(Dataset records on visual material)
## BEGIN

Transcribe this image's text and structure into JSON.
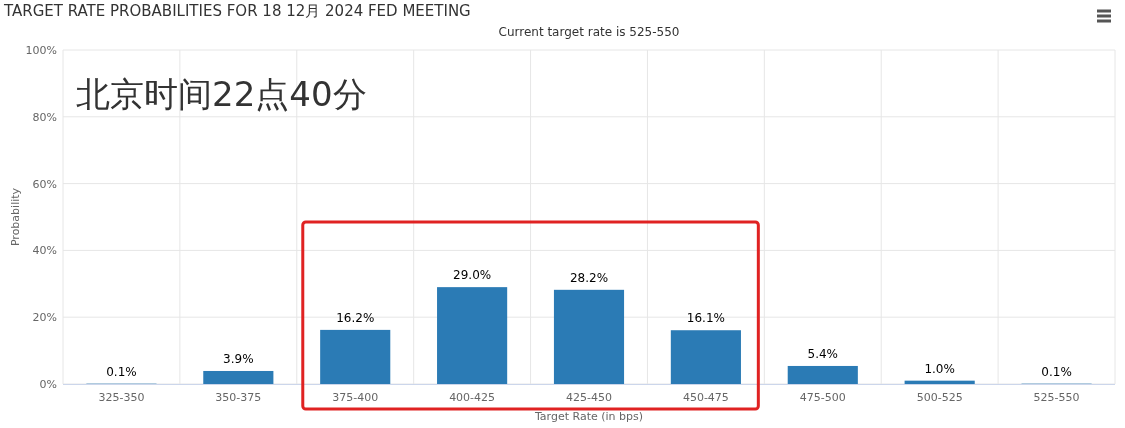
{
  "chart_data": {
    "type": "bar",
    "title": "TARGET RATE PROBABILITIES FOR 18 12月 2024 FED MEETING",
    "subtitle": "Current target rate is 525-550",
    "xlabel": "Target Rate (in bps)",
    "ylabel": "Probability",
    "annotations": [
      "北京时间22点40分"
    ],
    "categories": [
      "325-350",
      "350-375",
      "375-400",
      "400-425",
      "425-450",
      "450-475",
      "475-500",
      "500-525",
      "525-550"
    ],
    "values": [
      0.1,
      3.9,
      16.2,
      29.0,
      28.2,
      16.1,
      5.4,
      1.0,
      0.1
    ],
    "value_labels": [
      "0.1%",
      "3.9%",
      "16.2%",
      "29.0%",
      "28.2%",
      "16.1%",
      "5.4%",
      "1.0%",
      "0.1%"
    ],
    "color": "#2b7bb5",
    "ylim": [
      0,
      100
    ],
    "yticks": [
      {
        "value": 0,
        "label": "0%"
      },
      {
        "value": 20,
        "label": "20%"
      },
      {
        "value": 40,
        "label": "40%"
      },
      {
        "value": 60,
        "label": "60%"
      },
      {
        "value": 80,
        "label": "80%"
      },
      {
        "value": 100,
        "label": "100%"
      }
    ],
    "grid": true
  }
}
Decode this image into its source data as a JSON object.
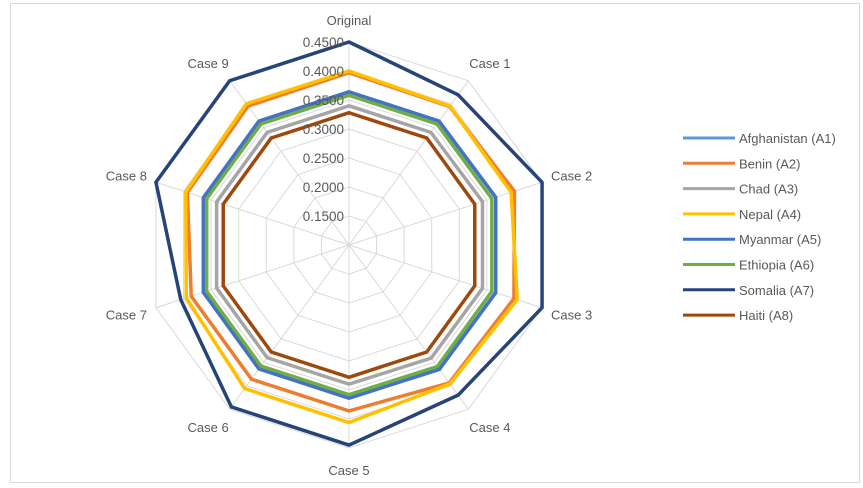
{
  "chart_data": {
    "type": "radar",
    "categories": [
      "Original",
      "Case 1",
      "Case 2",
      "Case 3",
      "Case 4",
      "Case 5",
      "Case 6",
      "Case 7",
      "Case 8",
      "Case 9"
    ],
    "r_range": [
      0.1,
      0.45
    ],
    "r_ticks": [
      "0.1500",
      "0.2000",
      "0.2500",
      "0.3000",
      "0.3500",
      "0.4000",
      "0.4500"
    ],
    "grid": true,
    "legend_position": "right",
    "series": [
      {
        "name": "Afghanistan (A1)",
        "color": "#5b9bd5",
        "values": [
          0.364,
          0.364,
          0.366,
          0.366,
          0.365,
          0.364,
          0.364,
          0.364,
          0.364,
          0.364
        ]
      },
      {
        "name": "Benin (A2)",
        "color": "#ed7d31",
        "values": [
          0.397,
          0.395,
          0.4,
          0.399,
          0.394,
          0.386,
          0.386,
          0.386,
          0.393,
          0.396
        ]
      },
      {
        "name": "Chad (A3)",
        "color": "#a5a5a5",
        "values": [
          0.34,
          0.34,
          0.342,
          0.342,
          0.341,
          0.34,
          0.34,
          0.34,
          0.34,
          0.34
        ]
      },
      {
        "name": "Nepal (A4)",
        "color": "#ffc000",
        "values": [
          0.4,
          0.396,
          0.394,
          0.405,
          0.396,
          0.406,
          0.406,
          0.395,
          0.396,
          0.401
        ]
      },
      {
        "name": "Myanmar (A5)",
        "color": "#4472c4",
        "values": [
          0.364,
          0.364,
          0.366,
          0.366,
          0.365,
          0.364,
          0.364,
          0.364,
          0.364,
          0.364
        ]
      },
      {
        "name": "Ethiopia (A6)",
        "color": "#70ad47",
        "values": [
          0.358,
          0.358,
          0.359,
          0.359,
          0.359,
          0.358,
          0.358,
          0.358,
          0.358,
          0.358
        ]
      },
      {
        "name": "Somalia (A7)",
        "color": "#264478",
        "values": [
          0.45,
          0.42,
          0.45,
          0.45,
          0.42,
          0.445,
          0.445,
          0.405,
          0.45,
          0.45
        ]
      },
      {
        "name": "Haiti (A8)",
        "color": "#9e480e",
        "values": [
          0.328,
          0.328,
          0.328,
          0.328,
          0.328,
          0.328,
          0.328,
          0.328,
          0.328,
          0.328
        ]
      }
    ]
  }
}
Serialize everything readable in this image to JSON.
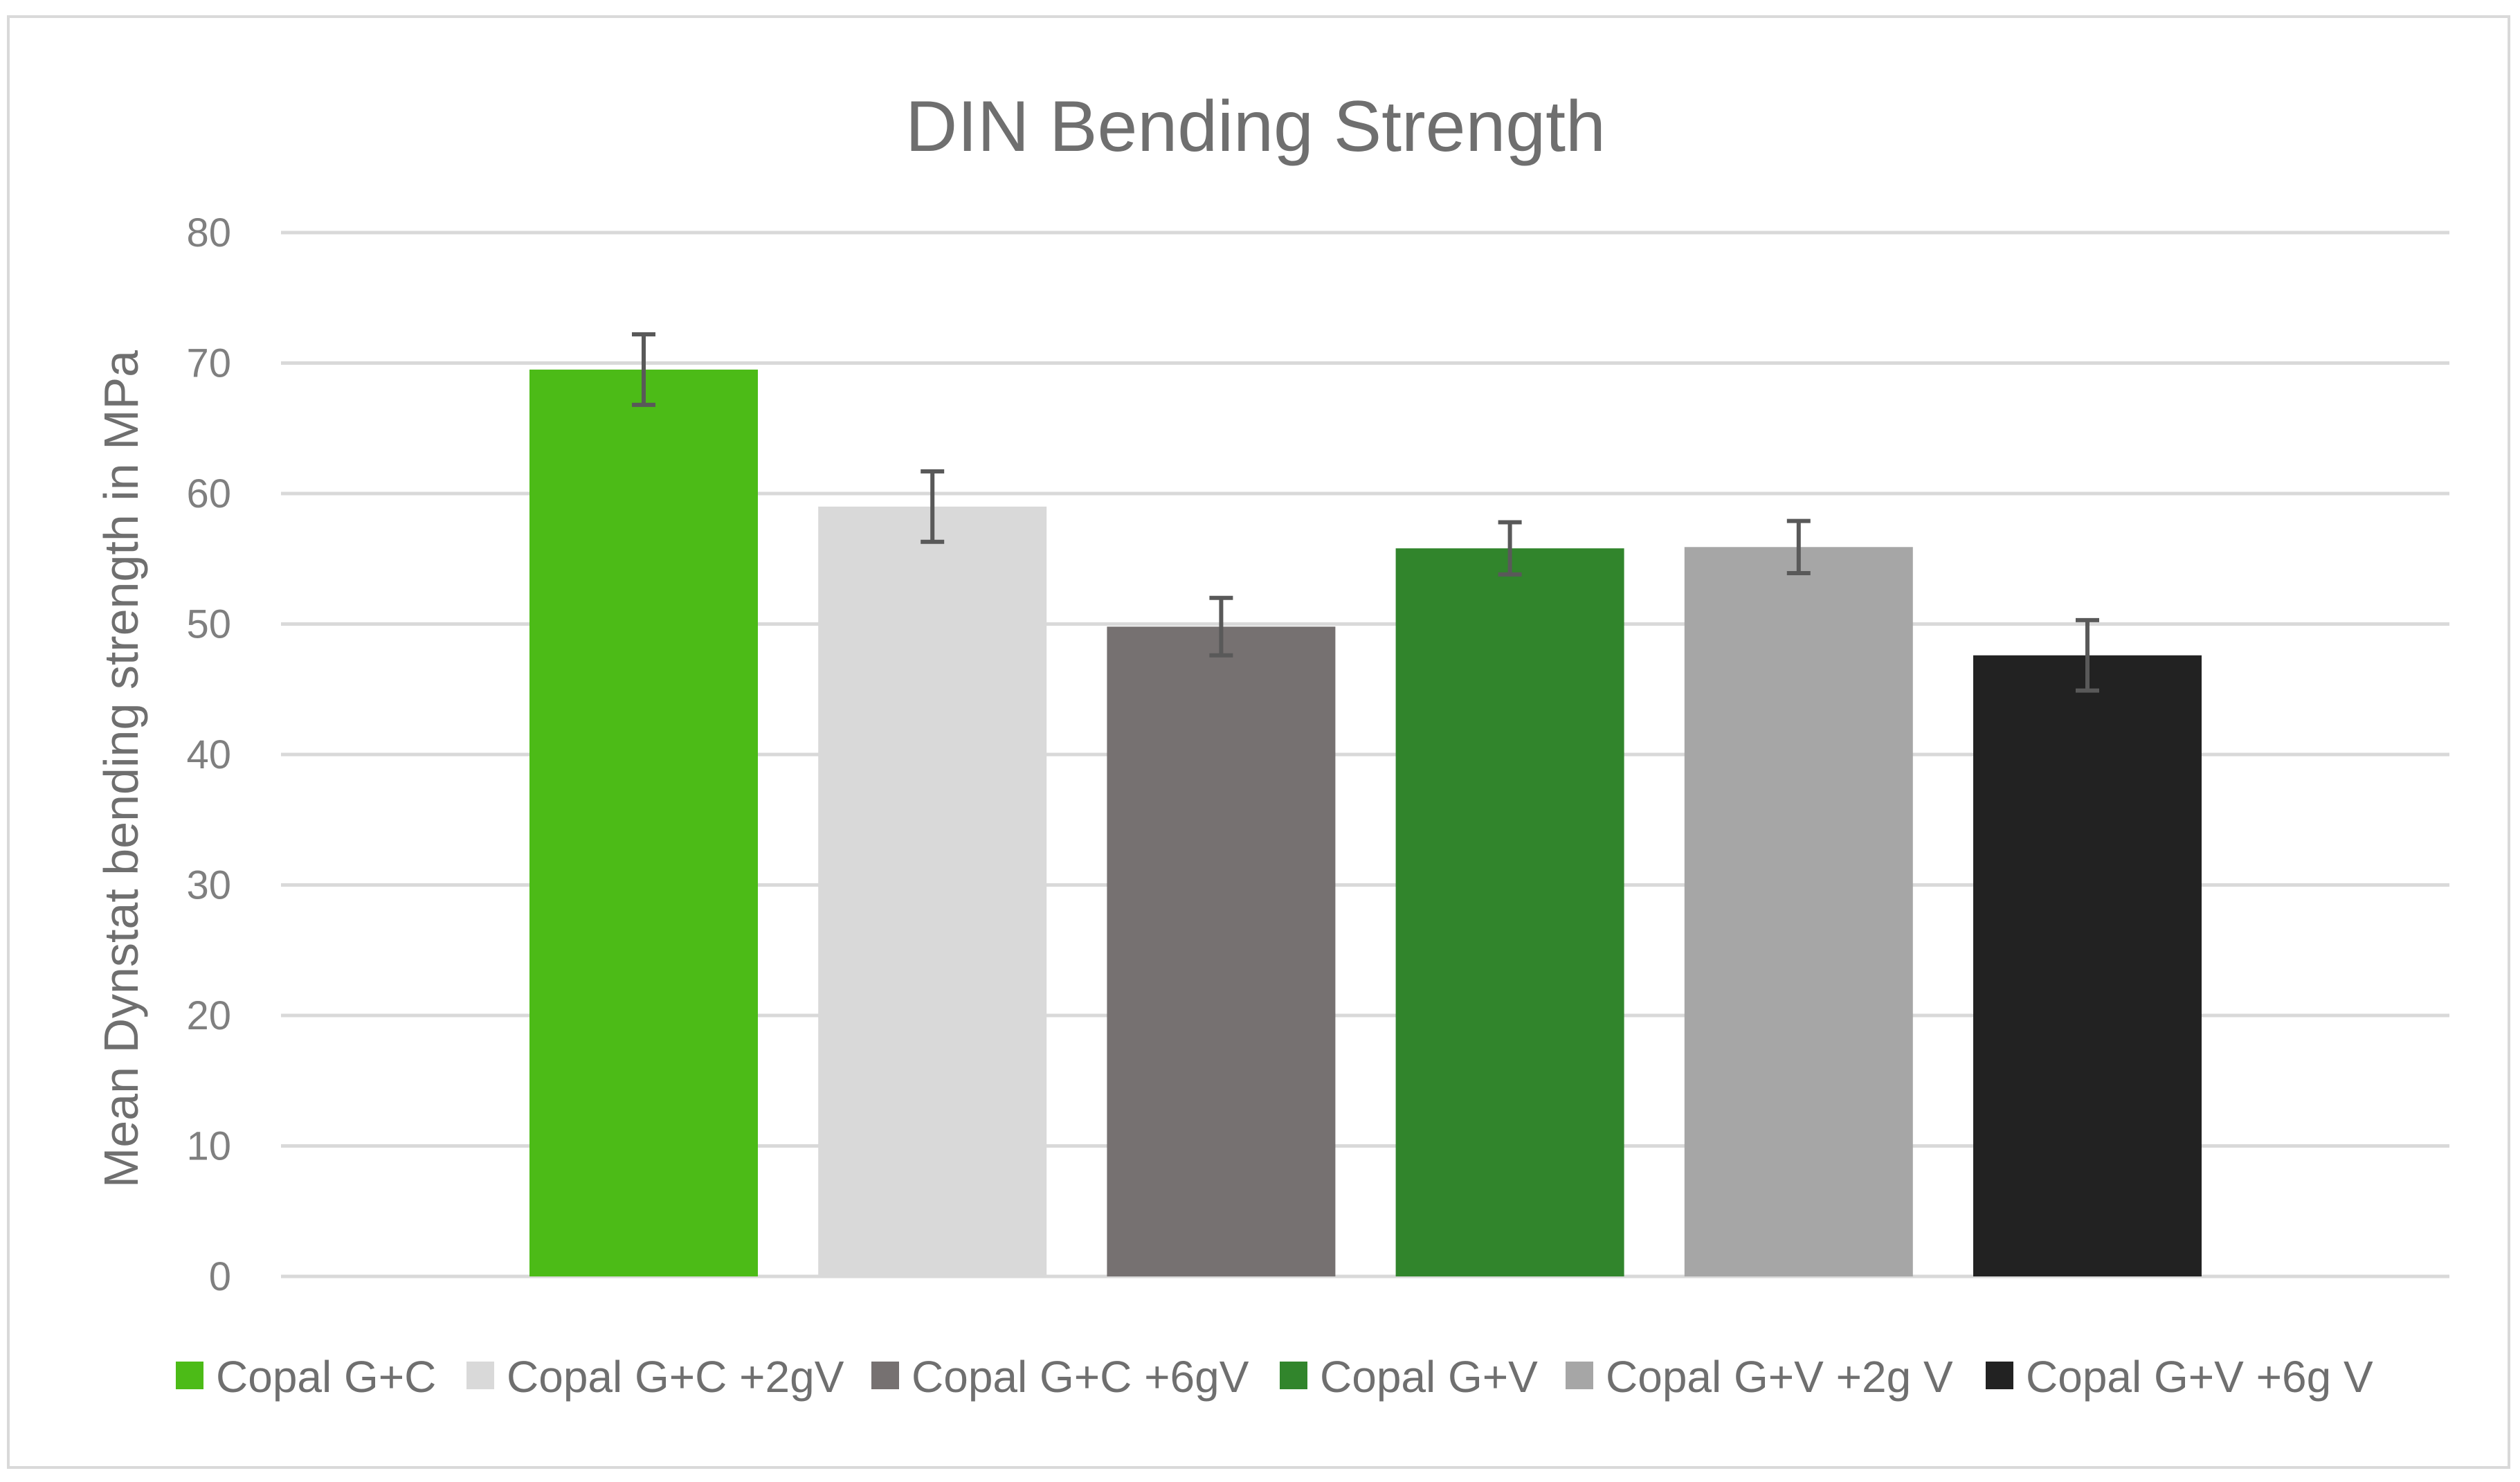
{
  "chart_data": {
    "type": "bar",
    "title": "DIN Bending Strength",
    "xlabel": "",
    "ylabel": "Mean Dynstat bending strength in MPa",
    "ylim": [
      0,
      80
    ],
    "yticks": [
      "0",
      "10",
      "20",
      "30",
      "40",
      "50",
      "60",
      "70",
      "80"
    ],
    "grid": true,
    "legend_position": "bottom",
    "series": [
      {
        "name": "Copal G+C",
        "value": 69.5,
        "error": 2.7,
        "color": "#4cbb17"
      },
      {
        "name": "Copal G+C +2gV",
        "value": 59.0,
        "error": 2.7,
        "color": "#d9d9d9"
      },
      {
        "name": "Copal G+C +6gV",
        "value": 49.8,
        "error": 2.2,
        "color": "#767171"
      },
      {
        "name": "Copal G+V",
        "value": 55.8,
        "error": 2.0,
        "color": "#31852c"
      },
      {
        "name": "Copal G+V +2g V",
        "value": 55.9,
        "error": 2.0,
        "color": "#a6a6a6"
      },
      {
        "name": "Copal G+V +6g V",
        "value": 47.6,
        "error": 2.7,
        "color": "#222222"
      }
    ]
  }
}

## END

Each line of the data is to be duplicated exactly; pictures stay out of the copy.

Transcribe this image's text and structure into JSON.
{
  "chart_data": {
    "type": "bar",
    "title": "TARGET RATE PROBABILITIES FOR 18 12月 2024 FED MEETING",
    "subtitle": "Current target rate is 525-550",
    "xlabel": "Target Rate (in bps)",
    "ylabel": "Probability",
    "annotations": [
      "北京时间22点40分"
    ],
    "categories": [
      "325-350",
      "350-375",
      "375-400",
      "400-425",
      "425-450",
      "450-475",
      "475-500",
      "500-525",
      "525-550"
    ],
    "values": [
      0.1,
      3.9,
      16.2,
      29.0,
      28.2,
      16.1,
      5.4,
      1.0,
      0.1
    ],
    "value_labels": [
      "0.1%",
      "3.9%",
      "16.2%",
      "29.0%",
      "28.2%",
      "16.1%",
      "5.4%",
      "1.0%",
      "0.1%"
    ],
    "color": "#2b7bb5",
    "ylim": [
      0,
      100
    ],
    "yticks": [
      {
        "value": 0,
        "label": "0%"
      },
      {
        "value": 20,
        "label": "20%"
      },
      {
        "value": 40,
        "label": "40%"
      },
      {
        "value": 60,
        "label": "60%"
      },
      {
        "value": 80,
        "label": "80%"
      },
      {
        "value": 100,
        "label": "100%"
      }
    ],
    "grid": true
  }
}
Decode this image into its source data as a JSON object.
{
  "chart_data": {
    "type": "radar",
    "categories": [
      "Original",
      "Case 1",
      "Case 2",
      "Case 3",
      "Case 4",
      "Case 5",
      "Case 6",
      "Case 7",
      "Case 8",
      "Case 9"
    ],
    "r_range": [
      0.1,
      0.45
    ],
    "r_ticks": [
      "0.1500",
      "0.2000",
      "0.2500",
      "0.3000",
      "0.3500",
      "0.4000",
      "0.4500"
    ],
    "grid": true,
    "legend_position": "right",
    "series": [
      {
        "name": "Afghanistan (A1)",
        "color": "#5b9bd5",
        "values": [
          0.364,
          0.364,
          0.366,
          0.366,
          0.365,
          0.364,
          0.364,
          0.364,
          0.364,
          0.364
        ]
      },
      {
        "name": "Benin (A2)",
        "color": "#ed7d31",
        "values": [
          0.397,
          0.395,
          0.4,
          0.399,
          0.394,
          0.386,
          0.386,
          0.386,
          0.393,
          0.396
        ]
      },
      {
        "name": "Chad (A3)",
        "color": "#a5a5a5",
        "values": [
          0.34,
          0.34,
          0.342,
          0.342,
          0.341,
          0.34,
          0.34,
          0.34,
          0.34,
          0.34
        ]
      },
      {
        "name": "Nepal (A4)",
        "color": "#ffc000",
        "values": [
          0.4,
          0.396,
          0.394,
          0.405,
          0.396,
          0.406,
          0.406,
          0.395,
          0.396,
          0.401
        ]
      },
      {
        "name": "Myanmar (A5)",
        "color": "#4472c4",
        "values": [
          0.364,
          0.364,
          0.366,
          0.366,
          0.365,
          0.364,
          0.364,
          0.364,
          0.364,
          0.364
        ]
      },
      {
        "name": "Ethiopia (A6)",
        "color": "#70ad47",
        "values": [
          0.358,
          0.358,
          0.359,
          0.359,
          0.359,
          0.358,
          0.358,
          0.358,
          0.358,
          0.358
        ]
      },
      {
        "name": "Somalia (A7)",
        "color": "#264478",
        "values": [
          0.45,
          0.42,
          0.45,
          0.45,
          0.42,
          0.445,
          0.445,
          0.405,
          0.45,
          0.45
        ]
      },
      {
        "name": "Haiti (A8)",
        "color": "#9e480e",
        "values": [
          0.328,
          0.328,
          0.328,
          0.328,
          0.328,
          0.328,
          0.328,
          0.328,
          0.328,
          0.328
        ]
      }
    ]
  }
}
Serialize everything readable in this image to JSON.
{
  "chart_data": {
    "type": "bar",
    "title": "DIN Bending Strength",
    "xlabel": "",
    "ylabel": "Mean Dynstat bending strength in MPa",
    "ylim": [
      0,
      80
    ],
    "yticks": [
      "0",
      "10",
      "20",
      "30",
      "40",
      "50",
      "60",
      "70",
      "80"
    ],
    "grid": true,
    "legend_position": "bottom",
    "series": [
      {
        "name": "Copal G+C",
        "value": 69.5,
        "error": 2.7,
        "color": "#4cbb17"
      },
      {
        "name": "Copal G+C +2gV",
        "value": 59.0,
        "error": 2.7,
        "color": "#d9d9d9"
      },
      {
        "name": "Copal G+C +6gV",
        "value": 49.8,
        "error": 2.2,
        "color": "#767171"
      },
      {
        "name": "Copal G+V",
        "value": 55.8,
        "error": 2.0,
        "color": "#31852c"
      },
      {
        "name": "Copal G+V +2g V",
        "value": 55.9,
        "error": 2.0,
        "color": "#a6a6a6"
      },
      {
        "name": "Copal G+V +6g V",
        "value": 47.6,
        "error": 2.7,
        "color": "#222222"
      }
    ]
  }
}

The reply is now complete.